- **What the task asks**
Repeat all of the material below exactly as written, images excluded.
***** Provided material *****
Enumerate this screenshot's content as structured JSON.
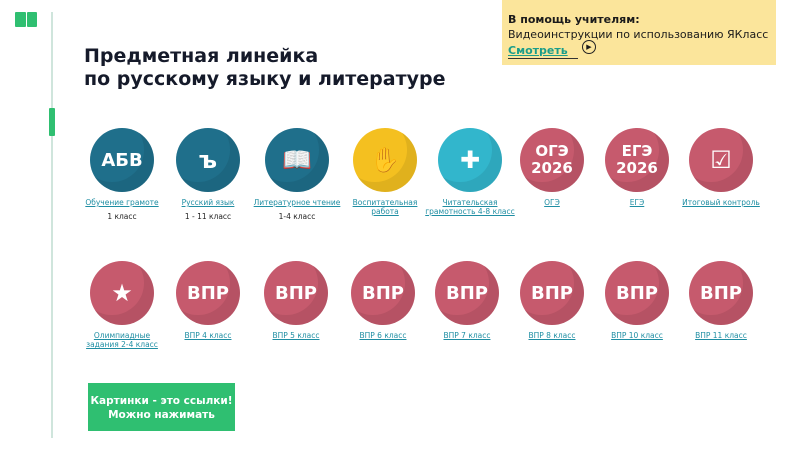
{
  "header": {
    "title_line1": "Предметная линейка",
    "title_line2": "по русскому языку и литературе"
  },
  "help": {
    "heading": "В помощь учителям:",
    "text": "Видеоинструкции по использованию ЯКласс",
    "link": "Смотреть",
    "play_icon": "▶"
  },
  "colors": {
    "green": "#2fbf71",
    "teal": "#1f6f8b",
    "pink": "#c65a6d",
    "yellow_panel": "#fbe59b"
  },
  "row1": [
    {
      "icon": "abc-book-icon",
      "glyph": "АБВ",
      "label": "Обучение грамоте",
      "sub": "1 класс"
    },
    {
      "icon": "speech-bubble-icon",
      "glyph": "ъ",
      "label": "Русский язык",
      "sub": "1 - 11 класс"
    },
    {
      "icon": "open-book-icon",
      "glyph": "📖",
      "label": "Литературное чтение",
      "sub": "1-4 класс"
    },
    {
      "icon": "hand-heart-icon",
      "glyph": "✋",
      "label": "Воспитательная работа",
      "sub": ""
    },
    {
      "icon": "puzzle-icon",
      "glyph": "✚",
      "label": "Читательская грамотность 4-8 класс",
      "sub": ""
    },
    {
      "icon": "oge-icon",
      "glyph": "ОГЭ 2026",
      "label": "ОГЭ",
      "sub": ""
    },
    {
      "icon": "ege-icon",
      "glyph": "ЕГЭ 2026",
      "label": "ЕГЭ",
      "sub": ""
    },
    {
      "icon": "checklist-icon",
      "glyph": "☑",
      "label": "Итоговый контроль",
      "sub": ""
    }
  ],
  "row2": [
    {
      "icon": "medal-icon",
      "glyph": "★",
      "label": "Олимпиадные задания 2-4 класс"
    },
    {
      "icon": "vpr-icon",
      "glyph": "ВПР",
      "label": "ВПР 4 класс"
    },
    {
      "icon": "vpr-icon",
      "glyph": "ВПР",
      "label": "ВПР 5 класс"
    },
    {
      "icon": "vpr-icon",
      "glyph": "ВПР",
      "label": "ВПР 6 класс"
    },
    {
      "icon": "vpr-icon",
      "glyph": "ВПР",
      "label": "ВПР 7 класс"
    },
    {
      "icon": "vpr-icon",
      "glyph": "ВПР",
      "label": "ВПР 8 класс"
    },
    {
      "icon": "vpr-icon",
      "glyph": "ВПР",
      "label": "ВПР 10 класс"
    },
    {
      "icon": "vpr-icon",
      "glyph": "ВПР",
      "label": "ВПР 11 класс"
    }
  ],
  "cta": {
    "line1": "Картинки - это ссылки!",
    "line2": "Можно нажимать"
  }
}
*****
- **Answer to this problem**
Enumerate this screenshot's content as structured JSON.
{
  "header": {
    "title_line1": "Предметная линейка",
    "title_line2": "по русскому языку и литературе"
  },
  "help": {
    "heading": "В помощь учителям:",
    "text": "Видеоинструкции по использованию ЯКласс",
    "link": "Смотреть",
    "play_icon": "▶"
  },
  "colors": {
    "green": "#2fbf71",
    "teal": "#1f6f8b",
    "pink": "#c65a6d",
    "yellow_panel": "#fbe59b"
  },
  "row1": [
    {
      "icon": "abc-book-icon",
      "glyph": "АБВ",
      "label": "Обучение грамоте",
      "sub": "1 класс"
    },
    {
      "icon": "speech-bubble-icon",
      "glyph": "ъ",
      "label": "Русский язык",
      "sub": "1 - 11 класс"
    },
    {
      "icon": "open-book-icon",
      "glyph": "📖",
      "label": "Литературное чтение",
      "sub": "1-4 класс"
    },
    {
      "icon": "hand-heart-icon",
      "glyph": "✋",
      "label": "Воспитательная работа",
      "sub": ""
    },
    {
      "icon": "puzzle-icon",
      "glyph": "✚",
      "label": "Читательская грамотность 4-8 класс",
      "sub": ""
    },
    {
      "icon": "oge-icon",
      "glyph": "ОГЭ 2026",
      "label": "ОГЭ",
      "sub": ""
    },
    {
      "icon": "ege-icon",
      "glyph": "ЕГЭ 2026",
      "label": "ЕГЭ",
      "sub": ""
    },
    {
      "icon": "checklist-icon",
      "glyph": "☑",
      "label": "Итоговый контроль",
      "sub": ""
    }
  ],
  "row2": [
    {
      "icon": "medal-icon",
      "glyph": "★",
      "label": "Олимпиадные задания 2-4 класс"
    },
    {
      "icon": "vpr-icon",
      "glyph": "ВПР",
      "label": "ВПР 4 класс"
    },
    {
      "icon": "vpr-icon",
      "glyph": "ВПР",
      "label": "ВПР 5 класс"
    },
    {
      "icon": "vpr-icon",
      "glyph": "ВПР",
      "label": "ВПР 6 класс"
    },
    {
      "icon": "vpr-icon",
      "glyph": "ВПР",
      "label": "ВПР 7 класс"
    },
    {
      "icon": "vpr-icon",
      "glyph": "ВПР",
      "label": "ВПР 8 класс"
    },
    {
      "icon": "vpr-icon",
      "glyph": "ВПР",
      "label": "ВПР 10 класс"
    },
    {
      "icon": "vpr-icon",
      "glyph": "ВПР",
      "label": "ВПР 11 класс"
    }
  ],
  "cta": {
    "line1": "Картинки - это ссылки!",
    "line2": "Можно нажимать"
  }
}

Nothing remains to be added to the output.